**Task:** Copy every line with the string "signaling" in it.

**Data for the task:**
━━━━━━━━━━━━━━━━

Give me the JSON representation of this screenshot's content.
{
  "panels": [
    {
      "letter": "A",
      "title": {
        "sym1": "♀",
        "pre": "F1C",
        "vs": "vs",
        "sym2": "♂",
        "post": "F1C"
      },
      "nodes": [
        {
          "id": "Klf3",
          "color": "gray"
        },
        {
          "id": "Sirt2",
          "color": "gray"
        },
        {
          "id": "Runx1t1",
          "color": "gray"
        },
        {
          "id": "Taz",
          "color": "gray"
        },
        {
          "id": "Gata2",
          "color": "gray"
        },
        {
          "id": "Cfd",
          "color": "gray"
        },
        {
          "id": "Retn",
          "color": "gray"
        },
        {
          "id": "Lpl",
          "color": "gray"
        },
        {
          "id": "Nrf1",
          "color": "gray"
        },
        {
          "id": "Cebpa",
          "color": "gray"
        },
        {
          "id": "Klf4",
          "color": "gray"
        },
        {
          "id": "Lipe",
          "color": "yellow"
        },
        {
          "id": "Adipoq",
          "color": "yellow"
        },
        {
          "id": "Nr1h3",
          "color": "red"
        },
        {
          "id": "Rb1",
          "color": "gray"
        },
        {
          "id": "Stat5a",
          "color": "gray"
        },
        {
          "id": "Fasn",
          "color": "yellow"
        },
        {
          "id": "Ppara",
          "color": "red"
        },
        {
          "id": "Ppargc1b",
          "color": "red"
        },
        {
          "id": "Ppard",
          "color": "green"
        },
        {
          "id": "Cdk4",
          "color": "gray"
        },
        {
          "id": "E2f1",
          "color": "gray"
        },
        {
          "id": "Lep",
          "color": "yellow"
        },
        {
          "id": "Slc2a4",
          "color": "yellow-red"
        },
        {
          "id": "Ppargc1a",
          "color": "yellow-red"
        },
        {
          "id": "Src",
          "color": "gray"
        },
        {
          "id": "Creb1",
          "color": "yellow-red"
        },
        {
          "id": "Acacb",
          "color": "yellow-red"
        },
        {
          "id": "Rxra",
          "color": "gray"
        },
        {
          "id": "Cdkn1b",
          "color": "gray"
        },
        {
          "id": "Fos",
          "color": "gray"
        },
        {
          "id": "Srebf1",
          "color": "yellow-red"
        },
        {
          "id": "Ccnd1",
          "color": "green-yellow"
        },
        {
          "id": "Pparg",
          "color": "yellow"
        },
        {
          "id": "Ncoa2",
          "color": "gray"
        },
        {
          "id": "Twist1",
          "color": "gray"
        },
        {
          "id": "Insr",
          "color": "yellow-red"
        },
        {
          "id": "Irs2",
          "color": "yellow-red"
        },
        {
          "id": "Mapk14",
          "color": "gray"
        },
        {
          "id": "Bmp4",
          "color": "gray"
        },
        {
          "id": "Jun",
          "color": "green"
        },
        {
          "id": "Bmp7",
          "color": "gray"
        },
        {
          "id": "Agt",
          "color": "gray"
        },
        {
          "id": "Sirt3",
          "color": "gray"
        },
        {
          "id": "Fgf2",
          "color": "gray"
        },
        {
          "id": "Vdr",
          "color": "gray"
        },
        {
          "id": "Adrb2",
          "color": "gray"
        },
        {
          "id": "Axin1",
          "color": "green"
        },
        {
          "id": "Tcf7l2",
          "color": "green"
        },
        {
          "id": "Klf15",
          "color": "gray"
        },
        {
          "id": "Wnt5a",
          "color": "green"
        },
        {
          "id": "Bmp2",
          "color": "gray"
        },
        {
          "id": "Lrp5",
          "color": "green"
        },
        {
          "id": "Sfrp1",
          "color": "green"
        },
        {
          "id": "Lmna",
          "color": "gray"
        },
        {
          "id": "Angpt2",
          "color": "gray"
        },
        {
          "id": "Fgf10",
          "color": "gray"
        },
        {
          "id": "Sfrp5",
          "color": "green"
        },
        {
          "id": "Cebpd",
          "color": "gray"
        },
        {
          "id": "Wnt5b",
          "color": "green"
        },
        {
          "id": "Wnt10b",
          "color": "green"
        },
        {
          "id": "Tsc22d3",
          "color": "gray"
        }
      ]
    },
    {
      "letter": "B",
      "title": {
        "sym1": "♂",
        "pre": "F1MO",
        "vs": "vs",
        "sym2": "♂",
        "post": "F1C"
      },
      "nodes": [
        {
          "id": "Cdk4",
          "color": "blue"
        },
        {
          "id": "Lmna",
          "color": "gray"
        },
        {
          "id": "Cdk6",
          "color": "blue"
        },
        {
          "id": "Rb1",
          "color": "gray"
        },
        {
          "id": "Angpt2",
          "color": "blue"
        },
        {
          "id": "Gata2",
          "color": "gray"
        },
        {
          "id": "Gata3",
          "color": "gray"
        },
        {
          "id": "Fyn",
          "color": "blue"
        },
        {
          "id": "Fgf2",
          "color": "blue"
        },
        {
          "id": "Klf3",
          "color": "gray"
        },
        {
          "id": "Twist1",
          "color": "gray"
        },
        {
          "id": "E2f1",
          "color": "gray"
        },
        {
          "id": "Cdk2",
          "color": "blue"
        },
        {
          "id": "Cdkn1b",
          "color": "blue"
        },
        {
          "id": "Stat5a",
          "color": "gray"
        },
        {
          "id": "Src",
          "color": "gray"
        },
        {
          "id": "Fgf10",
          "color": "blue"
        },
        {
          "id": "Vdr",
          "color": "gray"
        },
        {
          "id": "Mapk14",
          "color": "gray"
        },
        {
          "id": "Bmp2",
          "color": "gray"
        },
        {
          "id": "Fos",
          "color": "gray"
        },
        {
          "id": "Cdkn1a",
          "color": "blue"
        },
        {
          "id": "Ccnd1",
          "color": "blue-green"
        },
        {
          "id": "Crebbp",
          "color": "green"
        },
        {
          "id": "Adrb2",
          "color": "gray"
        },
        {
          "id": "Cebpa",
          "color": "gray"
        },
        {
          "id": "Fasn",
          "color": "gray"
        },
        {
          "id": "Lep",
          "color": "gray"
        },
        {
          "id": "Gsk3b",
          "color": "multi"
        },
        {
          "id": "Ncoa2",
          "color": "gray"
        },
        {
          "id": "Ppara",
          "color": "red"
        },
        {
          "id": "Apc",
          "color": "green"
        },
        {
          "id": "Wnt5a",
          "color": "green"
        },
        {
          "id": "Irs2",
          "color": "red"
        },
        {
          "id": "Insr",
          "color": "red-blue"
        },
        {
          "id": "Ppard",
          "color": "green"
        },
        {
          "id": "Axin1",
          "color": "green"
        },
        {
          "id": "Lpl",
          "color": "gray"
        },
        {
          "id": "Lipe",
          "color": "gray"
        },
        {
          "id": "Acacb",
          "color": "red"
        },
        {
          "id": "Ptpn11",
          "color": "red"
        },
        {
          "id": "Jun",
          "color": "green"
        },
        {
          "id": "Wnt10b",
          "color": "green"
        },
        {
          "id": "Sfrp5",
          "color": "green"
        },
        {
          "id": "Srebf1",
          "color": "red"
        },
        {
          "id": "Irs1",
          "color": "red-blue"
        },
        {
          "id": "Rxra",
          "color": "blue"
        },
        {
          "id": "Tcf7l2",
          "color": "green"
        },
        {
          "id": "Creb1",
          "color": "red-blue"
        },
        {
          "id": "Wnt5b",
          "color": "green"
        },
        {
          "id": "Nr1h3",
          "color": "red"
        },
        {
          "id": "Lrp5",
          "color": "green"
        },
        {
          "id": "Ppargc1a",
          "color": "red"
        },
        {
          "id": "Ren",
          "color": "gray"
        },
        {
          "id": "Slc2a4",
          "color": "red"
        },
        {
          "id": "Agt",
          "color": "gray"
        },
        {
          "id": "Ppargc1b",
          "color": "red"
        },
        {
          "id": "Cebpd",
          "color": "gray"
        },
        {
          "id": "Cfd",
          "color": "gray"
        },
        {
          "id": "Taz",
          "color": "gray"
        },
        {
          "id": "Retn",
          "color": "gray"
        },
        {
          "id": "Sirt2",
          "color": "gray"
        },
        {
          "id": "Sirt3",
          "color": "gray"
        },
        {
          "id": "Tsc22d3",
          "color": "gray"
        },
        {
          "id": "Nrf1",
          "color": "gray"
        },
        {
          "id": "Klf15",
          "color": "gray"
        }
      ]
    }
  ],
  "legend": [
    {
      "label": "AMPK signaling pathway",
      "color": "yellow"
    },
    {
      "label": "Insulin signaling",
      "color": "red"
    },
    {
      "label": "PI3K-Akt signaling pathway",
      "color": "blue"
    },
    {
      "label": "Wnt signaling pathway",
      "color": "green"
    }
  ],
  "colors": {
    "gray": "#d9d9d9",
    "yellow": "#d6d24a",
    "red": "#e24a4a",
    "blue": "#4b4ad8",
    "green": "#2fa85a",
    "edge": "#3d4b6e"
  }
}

━━━━━━━━━━━━━━━━

**Exercise response:**
      "label": "AMPK signaling pathway",
      "label": "Insulin signaling",
      "label": "PI3K-Akt signaling pathway",
      "label": "Wnt signaling pathway",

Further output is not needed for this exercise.